*Your objective*.
Below is some material; set it all down exactly, apart from the pictures.

*Provided entries*.
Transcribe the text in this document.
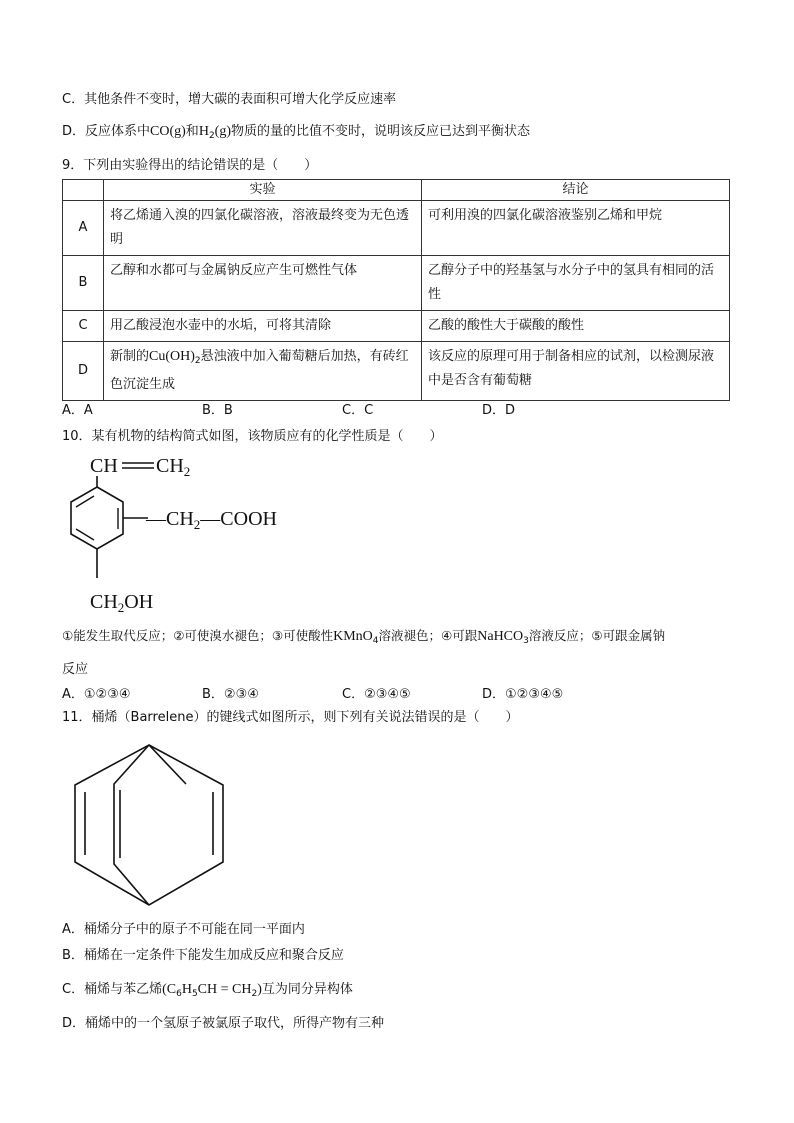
C．其他条件不变时，增大碳的表面积可增大化学反应速率
D．反应体系中CO(g)和$H_2(g)$物质的量的比值不变时，说明该反应已达到平衡状态
9．下列由实验得出的结论错误的是（　　）
	实验	结论
A	将乙烯通入溴的四氯化碳溶液，溶液最终变为无色透明	可利用溴的四氯化碳溶液鉴别乙烯和甲烷
B	乙醇和水都可与金属钠反应产生可燃性气体	乙醇分子中的羟基氢与水分子中的氢具有相同的活性
C	用乙酸浸泡水壶中的水垢，可将其清除	乙酸的酸性大于碳酸的酸性
D	新制的$Cu(OH)_2$悬浊液中加入葡萄糖后加热，有砖红色沉淀生成	该反应的原理可用于制备相应的试剂，以检测尿液中是否含有葡萄糖
A．A	B．B	C．C	D．D
10．某有机物的结构简式如图，该物质应有的化学性质是（　　）
CH $CH_2$
$—CH_2—COOH$
$CH_2OH$
①能发生取代反应；②可使溴水褪色；③可使酸性KMnO$_4$溶液褪色；④可跟NaHCO$_3$溶液反应；⑤可跟金属钠
反应
A．①②③④	B．②③④	C．②③④⑤	D．①②③④⑤
11．桶烯（Barrelene）的键线式如图所示，则下列有关说法错误的是（　　）
A．桶烯分子中的原子不可能在同一平面内
B．桶烯在一定条件下能发生加成反应和聚合反应
C．桶烯与苯乙烯$(C_6H_5CH = CH_2)$互为同分异构体
D．桶烯中的一个氢原子被氯原子取代，所得产物有三种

*Task response*.
Transcribe the text in this document.
C．其他条件不变时，增大碳的表面积可增大化学反应速率
D．反应体系中CO(g)和$H_2(g)$物质的量的比值不变时，说明该反应已达到平衡状态
9．下列由实验得出的结论错误的是（　　）
	实验	结论
A	将乙烯通入溴的四氯化碳溶液，溶液最终变为无色透明	可利用溴的四氯化碳溶液鉴别乙烯和甲烷
B	乙醇和水都可与金属钠反应产生可燃性气体	乙醇分子中的羟基氢与水分子中的氢具有相同的活性
C	用乙酸浸泡水壶中的水垢，可将其清除	乙酸的酸性大于碳酸的酸性
D	新制的$Cu(OH)_2$悬浊液中加入葡萄糖后加热，有砖红色沉淀生成	该反应的原理可用于制备相应的试剂，以检测尿液中是否含有葡萄糖
A．A	B．B	C．C	D．D
10．某有机物的结构简式如图，该物质应有的化学性质是（　　）
CH $CH_2$
$—CH_2—COOH$
$CH_2OH$
①能发生取代反应；②可使溴水褪色；③可使酸性KMnO$_4$溶液褪色；④可跟NaHCO$_3$溶液反应；⑤可跟金属钠
反应
A．①②③④	B．②③④	C．②③④⑤	D．①②③④⑤
11．桶烯（Barrelene）的键线式如图所示，则下列有关说法错误的是（　　）
A．桶烯分子中的原子不可能在同一平面内
B．桶烯在一定条件下能发生加成反应和聚合反应
C．桶烯与苯乙烯$(C_6H_5CH = CH_2)$互为同分异构体
D．桶烯中的一个氢原子被氯原子取代，所得产物有三种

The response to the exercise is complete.